--- BEGIN ---

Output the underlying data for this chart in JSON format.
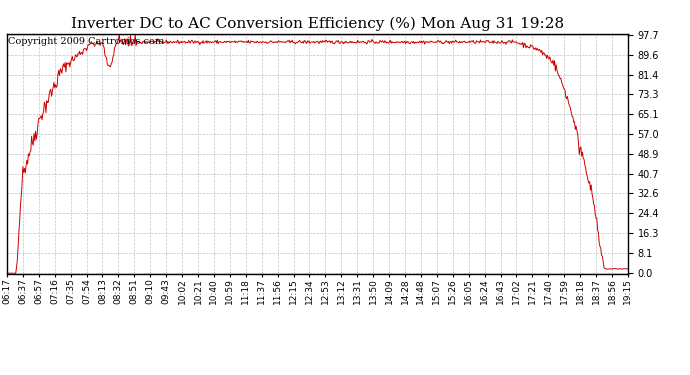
{
  "title": "Inverter DC to AC Conversion Efficiency (%) Mon Aug 31 19:28",
  "copyright_text": "Copyright 2009 Cartronics.com",
  "background_color": "#ffffff",
  "plot_bg_color": "#ffffff",
  "line_color": "#cc0000",
  "grid_color": "#bbbbbb",
  "y_ticks": [
    0.0,
    8.1,
    16.3,
    24.4,
    32.6,
    40.7,
    48.9,
    57.0,
    65.1,
    73.3,
    81.4,
    89.6,
    97.7
  ],
  "x_tick_labels": [
    "06:17",
    "06:37",
    "06:57",
    "07:16",
    "07:35",
    "07:54",
    "08:13",
    "08:32",
    "08:51",
    "09:10",
    "09:43",
    "10:02",
    "10:21",
    "10:40",
    "10:59",
    "11:18",
    "11:37",
    "11:56",
    "12:15",
    "12:34",
    "12:53",
    "13:12",
    "13:31",
    "13:50",
    "14:09",
    "14:28",
    "14:48",
    "15:07",
    "15:26",
    "16:05",
    "16:24",
    "16:43",
    "17:02",
    "17:21",
    "17:40",
    "17:59",
    "18:18",
    "18:37",
    "18:56",
    "19:15"
  ],
  "ymin": 0.0,
  "ymax": 97.7,
  "title_fontsize": 11,
  "tick_fontsize": 7,
  "copyright_fontsize": 7
}
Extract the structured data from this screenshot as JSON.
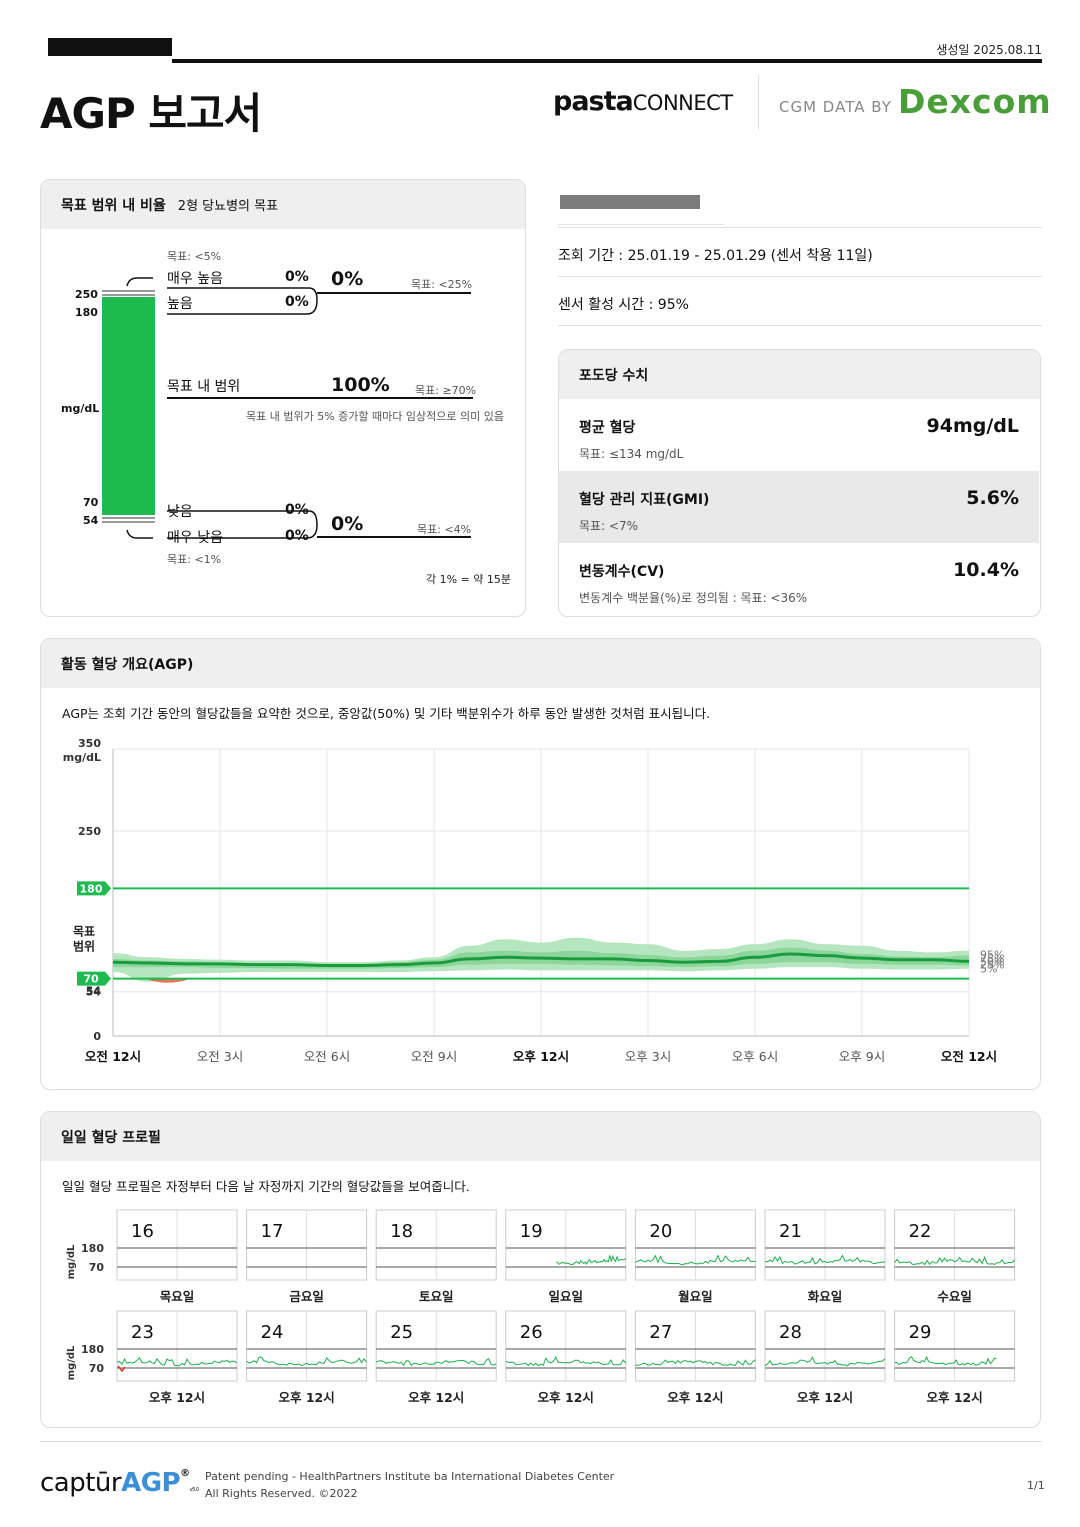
{
  "header": {
    "generated_date": "생성일 2025.08.11",
    "title": "AGP 보고서",
    "pasta_brand": "pasta",
    "pasta_connect": "CONNECT",
    "cgm_data_by": "CGM DATA BY",
    "dexcom": "Dexcom"
  },
  "tir": {
    "title": "목표 범위 내 비율",
    "subtitle": "2형 당뇨병의 목표",
    "unit": "mg/dL",
    "thresholds": [
      "250",
      "180",
      "70",
      "54"
    ],
    "very_high_goal": "목표: <5%",
    "very_high_label": "매우 높음",
    "very_high_value": "0%",
    "high_label": "높음",
    "high_value": "0%",
    "high_total": "0%",
    "high_total_goal": "목표: <25%",
    "in_range_label": "목표 내 범위",
    "in_range_value": "100%",
    "in_range_goal": "목표: ≥70%",
    "in_range_note": "목표 내 범위가 5% 증가할 때마다 임상적으로 의미 있음",
    "low_label": "낮음",
    "low_value": "0%",
    "very_low_label": "매우 낮음",
    "very_low_value": "0%",
    "low_total": "0%",
    "low_total_goal": "목표: <4%",
    "very_low_goal": "목표: <1%",
    "footnote": "각 1% = 약 15분"
  },
  "info": {
    "period": "조회 기간 : 25.01.19 - 25.01.29 (센서 착용 11일)",
    "sensor_active": "센서 활성 시간 : 95%"
  },
  "glucose": {
    "title": "포도당 수치",
    "avg_label": "평균 혈당",
    "avg_value": "94mg/dL",
    "avg_goal": "목표: ≤134 mg/dL",
    "gmi_label": "혈당 관리 지표(GMI)",
    "gmi_value": "5.6%",
    "gmi_goal": "목표: <7%",
    "cv_label": "변동계수(CV)",
    "cv_value": "10.4%",
    "cv_goal": "변동계수 백분율(%)로 정의됨 : 목표: <36%"
  },
  "agp": {
    "title": "활동 혈당 개요(AGP)",
    "description": "AGP는 조회 기간 동안의 혈당값들을 요약한 것으로, 중앙값(50%) 및 기타 백분위수가 하루 동안 발생한 것처럼 표시됩니다.",
    "target_label_1": "목표",
    "target_label_2": "범위",
    "unit": "mg/dL"
  },
  "chart_data": {
    "type": "area",
    "title": "활동 혈당 개요(AGP)",
    "xlabel": "",
    "ylabel": "mg/dL",
    "ylim": [
      0,
      350
    ],
    "y_ticks": [
      "0",
      "54",
      "70",
      "180",
      "250",
      "350"
    ],
    "x_ticks": [
      "오전 12시",
      "오전 3시",
      "오전 6시",
      "오전 9시",
      "오후 12시",
      "오후 3시",
      "오후 6시",
      "오후 9시",
      "오전 12시"
    ],
    "x_hours": [
      0,
      1,
      2,
      3,
      4,
      5,
      6,
      7,
      8,
      9,
      10,
      11,
      12,
      13,
      14,
      15,
      16,
      17,
      18,
      19,
      20,
      21,
      22,
      23,
      24
    ],
    "target_range": [
      70,
      180
    ],
    "series": [
      {
        "name": "95%",
        "values": [
          101,
          96,
          94,
          93,
          92,
          92,
          90,
          90,
          92,
          96,
          110,
          118,
          114,
          120,
          114,
          112,
          104,
          106,
          112,
          118,
          112,
          110,
          104,
          102,
          104
        ]
      },
      {
        "name": "75%",
        "values": [
          94,
          92,
          91,
          90,
          89,
          88,
          88,
          88,
          90,
          93,
          102,
          104,
          102,
          104,
          101,
          99,
          96,
          98,
          104,
          108,
          104,
          100,
          97,
          96,
          98
        ]
      },
      {
        "name": "50%",
        "values": [
          90,
          89,
          88,
          88,
          87,
          87,
          86,
          86,
          87,
          89,
          94,
          96,
          95,
          94,
          94,
          92,
          90,
          91,
          96,
          100,
          98,
          95,
          93,
          93,
          91
        ]
      },
      {
        "name": "25%",
        "values": [
          84,
          84,
          84,
          83,
          83,
          82,
          82,
          82,
          83,
          84,
          87,
          88,
          88,
          87,
          86,
          85,
          84,
          85,
          88,
          90,
          90,
          88,
          87,
          87,
          86
        ]
      },
      {
        "name": "5%",
        "values": [
          78,
          66,
          76,
          77,
          78,
          78,
          78,
          78,
          78,
          79,
          80,
          81,
          80,
          80,
          80,
          80,
          79,
          80,
          82,
          84,
          84,
          82,
          81,
          81,
          82
        ]
      }
    ],
    "percentile_labels": [
      "95%",
      "75%",
      "50%",
      "25%",
      "5%"
    ]
  },
  "daily": {
    "title": "일일 혈당 프로필",
    "description": "일일 혈당 프로필은 자정부터 다음 날 자정까지 기간의 혈당값들을 보여줍니다.",
    "unit": "mg/dL",
    "y_labels": [
      "180",
      "70"
    ],
    "week1": {
      "days": [
        "16",
        "17",
        "18",
        "19",
        "20",
        "21",
        "22"
      ],
      "labels": [
        "목요일",
        "금요일",
        "토요일",
        "일요일",
        "월요일",
        "화요일",
        "수요일"
      ]
    },
    "week2": {
      "days": [
        "23",
        "24",
        "25",
        "26",
        "27",
        "28",
        "29"
      ],
      "labels": [
        "오후 12시",
        "오후 12시",
        "오후 12시",
        "오후 12시",
        "오후 12시",
        "오후 12시",
        "오후 12시"
      ]
    }
  },
  "footer": {
    "logo_captur": "captūr",
    "logo_agp": "AGP",
    "logo_reg": "®",
    "logo_ver": "v5.0",
    "patent": "Patent pending - HealthPartners Institute ba International Diabetes Center",
    "rights": "All Rights Reserved. ©2022",
    "page": "1/1"
  },
  "colors": {
    "in_range_green": "#1dbb4f",
    "line_green": "#1a9c3e",
    "band_outer": "#b6e6c0",
    "band_inner": "#7fd08f",
    "low_red": "#e05a3a",
    "dexcom_green": "#4a9e3a"
  }
}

--- END ---

From the material above, reproduce everything verbatim except the pictures.

Output the underlying data for this chart in JSON format.
{
  "title": "Inverter DC to AC Conversion Efficiency (%) Mon Aug 31 19:28",
  "copyright_text": "Copyright 2009 Cartronics.com",
  "background_color": "#ffffff",
  "plot_bg_color": "#ffffff",
  "line_color": "#cc0000",
  "grid_color": "#bbbbbb",
  "y_ticks": [
    0.0,
    8.1,
    16.3,
    24.4,
    32.6,
    40.7,
    48.9,
    57.0,
    65.1,
    73.3,
    81.4,
    89.6,
    97.7
  ],
  "x_tick_labels": [
    "06:17",
    "06:37",
    "06:57",
    "07:16",
    "07:35",
    "07:54",
    "08:13",
    "08:32",
    "08:51",
    "09:10",
    "09:43",
    "10:02",
    "10:21",
    "10:40",
    "10:59",
    "11:18",
    "11:37",
    "11:56",
    "12:15",
    "12:34",
    "12:53",
    "13:12",
    "13:31",
    "13:50",
    "14:09",
    "14:28",
    "14:48",
    "15:07",
    "15:26",
    "16:05",
    "16:24",
    "16:43",
    "17:02",
    "17:21",
    "17:40",
    "17:59",
    "18:18",
    "18:37",
    "18:56",
    "19:15"
  ],
  "ymin": 0.0,
  "ymax": 97.7,
  "title_fontsize": 11,
  "tick_fontsize": 7,
  "copyright_fontsize": 7
}
Extract the structured data from this screenshot as JSON.
{
  "header": {
    "generated_date": "생성일 2025.08.11",
    "title": "AGP 보고서",
    "pasta_brand": "pasta",
    "pasta_connect": "CONNECT",
    "cgm_data_by": "CGM DATA BY",
    "dexcom": "Dexcom"
  },
  "tir": {
    "title": "목표 범위 내 비율",
    "subtitle": "2형 당뇨병의 목표",
    "unit": "mg/dL",
    "thresholds": [
      "250",
      "180",
      "70",
      "54"
    ],
    "very_high_goal": "목표: <5%",
    "very_high_label": "매우 높음",
    "very_high_value": "0%",
    "high_label": "높음",
    "high_value": "0%",
    "high_total": "0%",
    "high_total_goal": "목표: <25%",
    "in_range_label": "목표 내 범위",
    "in_range_value": "100%",
    "in_range_goal": "목표: ≥70%",
    "in_range_note": "목표 내 범위가 5% 증가할 때마다 임상적으로 의미 있음",
    "low_label": "낮음",
    "low_value": "0%",
    "very_low_label": "매우 낮음",
    "very_low_value": "0%",
    "low_total": "0%",
    "low_total_goal": "목표: <4%",
    "very_low_goal": "목표: <1%",
    "footnote": "각 1% = 약 15분"
  },
  "info": {
    "period": "조회 기간 : 25.01.19 - 25.01.29 (센서 착용 11일)",
    "sensor_active": "센서 활성 시간 : 95%"
  },
  "glucose": {
    "title": "포도당 수치",
    "avg_label": "평균 혈당",
    "avg_value": "94mg/dL",
    "avg_goal": "목표: ≤134 mg/dL",
    "gmi_label": "혈당 관리 지표(GMI)",
    "gmi_value": "5.6%",
    "gmi_goal": "목표: <7%",
    "cv_label": "변동계수(CV)",
    "cv_value": "10.4%",
    "cv_goal": "변동계수 백분율(%)로 정의됨 : 목표: <36%"
  },
  "agp": {
    "title": "활동 혈당 개요(AGP)",
    "description": "AGP는 조회 기간 동안의 혈당값들을 요약한 것으로, 중앙값(50%) 및 기타 백분위수가 하루 동안 발생한 것처럼 표시됩니다.",
    "target_label_1": "목표",
    "target_label_2": "범위",
    "unit": "mg/dL"
  },
  "chart_data": {
    "type": "area",
    "title": "활동 혈당 개요(AGP)",
    "xlabel": "",
    "ylabel": "mg/dL",
    "ylim": [
      0,
      350
    ],
    "y_ticks": [
      "0",
      "54",
      "70",
      "180",
      "250",
      "350"
    ],
    "x_ticks": [
      "오전 12시",
      "오전 3시",
      "오전 6시",
      "오전 9시",
      "오후 12시",
      "오후 3시",
      "오후 6시",
      "오후 9시",
      "오전 12시"
    ],
    "x_hours": [
      0,
      1,
      2,
      3,
      4,
      5,
      6,
      7,
      8,
      9,
      10,
      11,
      12,
      13,
      14,
      15,
      16,
      17,
      18,
      19,
      20,
      21,
      22,
      23,
      24
    ],
    "target_range": [
      70,
      180
    ],
    "series": [
      {
        "name": "95%",
        "values": [
          101,
          96,
          94,
          93,
          92,
          92,
          90,
          90,
          92,
          96,
          110,
          118,
          114,
          120,
          114,
          112,
          104,
          106,
          112,
          118,
          112,
          110,
          104,
          102,
          104
        ]
      },
      {
        "name": "75%",
        "values": [
          94,
          92,
          91,
          90,
          89,
          88,
          88,
          88,
          90,
          93,
          102,
          104,
          102,
          104,
          101,
          99,
          96,
          98,
          104,
          108,
          104,
          100,
          97,
          96,
          98
        ]
      },
      {
        "name": "50%",
        "values": [
          90,
          89,
          88,
          88,
          87,
          87,
          86,
          86,
          87,
          89,
          94,
          96,
          95,
          94,
          94,
          92,
          90,
          91,
          96,
          100,
          98,
          95,
          93,
          93,
          91
        ]
      },
      {
        "name": "25%",
        "values": [
          84,
          84,
          84,
          83,
          83,
          82,
          82,
          82,
          83,
          84,
          87,
          88,
          88,
          87,
          86,
          85,
          84,
          85,
          88,
          90,
          90,
          88,
          87,
          87,
          86
        ]
      },
      {
        "name": "5%",
        "values": [
          78,
          66,
          76,
          77,
          78,
          78,
          78,
          78,
          78,
          79,
          80,
          81,
          80,
          80,
          80,
          80,
          79,
          80,
          82,
          84,
          84,
          82,
          81,
          81,
          82
        ]
      }
    ],
    "percentile_labels": [
      "95%",
      "75%",
      "50%",
      "25%",
      "5%"
    ]
  },
  "daily": {
    "title": "일일 혈당 프로필",
    "description": "일일 혈당 프로필은 자정부터 다음 날 자정까지 기간의 혈당값들을 보여줍니다.",
    "unit": "mg/dL",
    "y_labels": [
      "180",
      "70"
    ],
    "week1": {
      "days": [
        "16",
        "17",
        "18",
        "19",
        "20",
        "21",
        "22"
      ],
      "labels": [
        "목요일",
        "금요일",
        "토요일",
        "일요일",
        "월요일",
        "화요일",
        "수요일"
      ]
    },
    "week2": {
      "days": [
        "23",
        "24",
        "25",
        "26",
        "27",
        "28",
        "29"
      ],
      "labels": [
        "오후 12시",
        "오후 12시",
        "오후 12시",
        "오후 12시",
        "오후 12시",
        "오후 12시",
        "오후 12시"
      ]
    }
  },
  "footer": {
    "logo_captur": "captūr",
    "logo_agp": "AGP",
    "logo_reg": "®",
    "logo_ver": "v5.0",
    "patent": "Patent pending - HealthPartners Institute ba International Diabetes Center",
    "rights": "All Rights Reserved. ©2022",
    "page": "1/1"
  },
  "colors": {
    "in_range_green": "#1dbb4f",
    "line_green": "#1a9c3e",
    "band_outer": "#b6e6c0",
    "band_inner": "#7fd08f",
    "low_red": "#e05a3a",
    "dexcom_green": "#4a9e3a"
  }
}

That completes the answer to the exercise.